Written instruction A:
According to the Hilson v. Ouzts opinion, how many pupils does the Washington County School System have?

Text extract:
** Begin **

From Casetext: Smarter Legal Research

Hilson v. Ouzts

United States Court of Appeals, Fifth Circuit
Apr 3, 1970
425 F.2d 219 (5th Cir. 1970)

Opinion

No. 29216. Summary Calendar.

April 3, 1970.

Howard Moore, Jr., Peter E. Rindskopf, Atlanta Ga., T.M. Jackson, Macon, Ga., Jack Greenberg, Norman J. Chachkin, James M. Nabrit, III, New York City, for plaintiffs-appellants.

Albert P. Reichert, Macon, Ga., Thomas A. Hutcheson, Sandersville, Ga., for defendants-appellees.

Before BELL, AINSWORTH and GODBOLD, Circuit Judges.


This case is placed on the Summary Calendar for disposition without oral argument under local Rule 18 of this Court, full briefing and reproduction of the necessary record on appeal having been made.

In this school desegregation case involving Washington County, Georgia, schools, we have heretofore rendered our decision, 5 Cir., 1970, 421 F.2d 632, in which we reversed and remanded with directions to the District Court to enter an order giving effect to the recent decisions of the Supreme Court of the United States and this Court, namely, Alexander v. Holmes County Board of Education, 1969, 396 U.S. 19, 90 S.Ct. 29, 24 L.Ed.2d 19; United States v. Hinds County School Board, 5 Cir., 1969, 417 F.2d 852; and Singleton v. Jackson Municipal Separate School System (and consolidated cases en banc), 5 Cir., 1969, 419 F.2d 1211. We also called attention to the pendency of Carter v. West Feliciana Parish School Board, and the possibility of the Supreme Court requiring complete student desegregation by February 1, 1970. Carter has now been decided, 1970, 396 U.S. 290, 90 S.Ct. 608, 24 L.Ed.2d 477, and required complete student desegregation by February 1, 1970.

The District Court has again considered the matter and has entered an order approving a freedom of choice plan in which only 44 black students are attending formerly all-white schools and 85 white students attend the formerly all-black T.J. Elder High School for Vocational Training though regularly enrolled in Washington County High; they attend T.J. Elder for only a half day every day. The Washington County School System has 5,270 pupils of which approximately two-thirds are black.

** End **

Written instruction B:
Reproduce only the lines of the rows from the first line through the line containing "chat-toolbar [28, 322, 314, 360]", inclusive, changing "Business Card" to "Name Card" and leaving everything else the same.

Supplied records:
** Begin **

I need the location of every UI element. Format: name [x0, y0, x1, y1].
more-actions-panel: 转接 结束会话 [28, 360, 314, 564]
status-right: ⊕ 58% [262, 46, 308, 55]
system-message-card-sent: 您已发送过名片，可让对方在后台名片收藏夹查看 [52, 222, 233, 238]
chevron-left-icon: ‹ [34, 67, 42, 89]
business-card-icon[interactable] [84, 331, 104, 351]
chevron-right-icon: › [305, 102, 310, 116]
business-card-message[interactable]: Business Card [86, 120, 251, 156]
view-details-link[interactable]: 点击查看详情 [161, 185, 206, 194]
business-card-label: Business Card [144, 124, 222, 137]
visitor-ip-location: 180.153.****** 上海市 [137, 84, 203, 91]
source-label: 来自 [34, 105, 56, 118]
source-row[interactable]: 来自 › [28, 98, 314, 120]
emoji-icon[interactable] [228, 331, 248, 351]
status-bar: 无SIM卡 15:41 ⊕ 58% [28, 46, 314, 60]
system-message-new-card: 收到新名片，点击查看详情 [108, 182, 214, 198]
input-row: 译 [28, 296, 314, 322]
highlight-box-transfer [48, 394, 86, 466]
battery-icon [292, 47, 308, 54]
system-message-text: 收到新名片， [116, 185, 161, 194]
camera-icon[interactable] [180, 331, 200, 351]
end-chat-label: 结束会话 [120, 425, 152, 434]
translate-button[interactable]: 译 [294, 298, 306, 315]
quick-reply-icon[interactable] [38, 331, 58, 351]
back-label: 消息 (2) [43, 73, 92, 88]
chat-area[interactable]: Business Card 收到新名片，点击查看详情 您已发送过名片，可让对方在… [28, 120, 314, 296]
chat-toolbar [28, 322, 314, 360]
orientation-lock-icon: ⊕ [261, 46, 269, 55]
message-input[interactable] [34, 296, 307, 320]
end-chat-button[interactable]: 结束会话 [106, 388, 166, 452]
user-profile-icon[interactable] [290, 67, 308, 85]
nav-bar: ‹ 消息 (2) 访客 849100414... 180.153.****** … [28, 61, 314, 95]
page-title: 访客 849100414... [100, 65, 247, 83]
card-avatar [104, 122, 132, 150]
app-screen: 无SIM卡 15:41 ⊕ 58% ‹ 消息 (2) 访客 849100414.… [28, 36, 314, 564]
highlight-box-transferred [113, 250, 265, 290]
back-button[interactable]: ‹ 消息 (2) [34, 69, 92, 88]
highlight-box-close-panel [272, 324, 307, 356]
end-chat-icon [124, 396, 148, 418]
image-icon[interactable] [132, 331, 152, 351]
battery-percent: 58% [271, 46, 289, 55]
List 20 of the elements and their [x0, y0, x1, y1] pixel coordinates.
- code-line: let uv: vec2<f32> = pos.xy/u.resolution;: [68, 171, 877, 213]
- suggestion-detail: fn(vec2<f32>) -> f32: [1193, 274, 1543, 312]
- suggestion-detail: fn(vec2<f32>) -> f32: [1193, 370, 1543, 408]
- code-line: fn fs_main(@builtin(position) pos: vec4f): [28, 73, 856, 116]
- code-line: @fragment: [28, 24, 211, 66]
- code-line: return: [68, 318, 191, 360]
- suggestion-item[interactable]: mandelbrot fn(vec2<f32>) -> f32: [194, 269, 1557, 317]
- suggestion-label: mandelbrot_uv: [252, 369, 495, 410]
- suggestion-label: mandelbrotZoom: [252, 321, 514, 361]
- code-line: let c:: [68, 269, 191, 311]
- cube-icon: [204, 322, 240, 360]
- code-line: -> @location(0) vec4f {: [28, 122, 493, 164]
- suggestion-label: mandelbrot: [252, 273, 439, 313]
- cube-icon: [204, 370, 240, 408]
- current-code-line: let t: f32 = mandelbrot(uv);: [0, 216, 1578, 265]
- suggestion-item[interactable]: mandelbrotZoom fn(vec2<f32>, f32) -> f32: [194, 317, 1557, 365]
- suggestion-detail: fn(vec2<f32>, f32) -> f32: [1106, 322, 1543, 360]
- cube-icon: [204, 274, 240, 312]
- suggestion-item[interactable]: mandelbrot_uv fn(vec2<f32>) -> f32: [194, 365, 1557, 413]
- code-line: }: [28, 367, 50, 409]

** End **

Final result A:
5,270

Final result B:
I need the location of every UI element. Format: name [x0, y0, x1, y1].
more-actions-panel: 转接 结束会话 [28, 360, 314, 564]
status-right: ⊕ 58% [262, 46, 308, 55]
system-message-card-sent: 您已发送过名片，可让对方在后台名片收藏夹查看 [52, 222, 233, 238]
chevron-left-icon: ‹ [34, 67, 42, 89]
business-card-icon[interactable] [84, 331, 104, 351]
chevron-right-icon: › [305, 102, 310, 116]
business-card-message[interactable]: Name Card [86, 120, 251, 156]
view-details-link[interactable]: 点击查看详情 [161, 185, 206, 194]
business-card-label: Name Card [144, 124, 222, 137]
visitor-ip-location: 180.153.****** 上海市 [137, 84, 203, 91]
source-label: 来自 [34, 105, 56, 118]
source-row[interactable]: 来自 › [28, 98, 314, 120]
emoji-icon[interactable] [228, 331, 248, 351]
status-bar: 无SIM卡 15:41 ⊕ 58% [28, 46, 314, 60]
system-message-new-card: 收到新名片，点击查看详情 [108, 182, 214, 198]
input-row: 译 [28, 296, 314, 322]
highlight-box-transfer [48, 394, 86, 466]
battery-icon [292, 47, 308, 54]
system-message-text: 收到新名片， [116, 185, 161, 194]
camera-icon[interactable] [180, 331, 200, 351]
end-chat-label: 结束会话 [120, 425, 152, 434]
translate-button[interactable]: 译 [294, 298, 306, 315]
quick-reply-icon[interactable] [38, 331, 58, 351]
back-label: 消息 (2) [43, 73, 92, 88]
chat-area[interactable]: Name Card 收到新名片，点击查看详情 您已发送过名片，可让对方在… [28, 120, 314, 296]
chat-toolbar [28, 322, 314, 360]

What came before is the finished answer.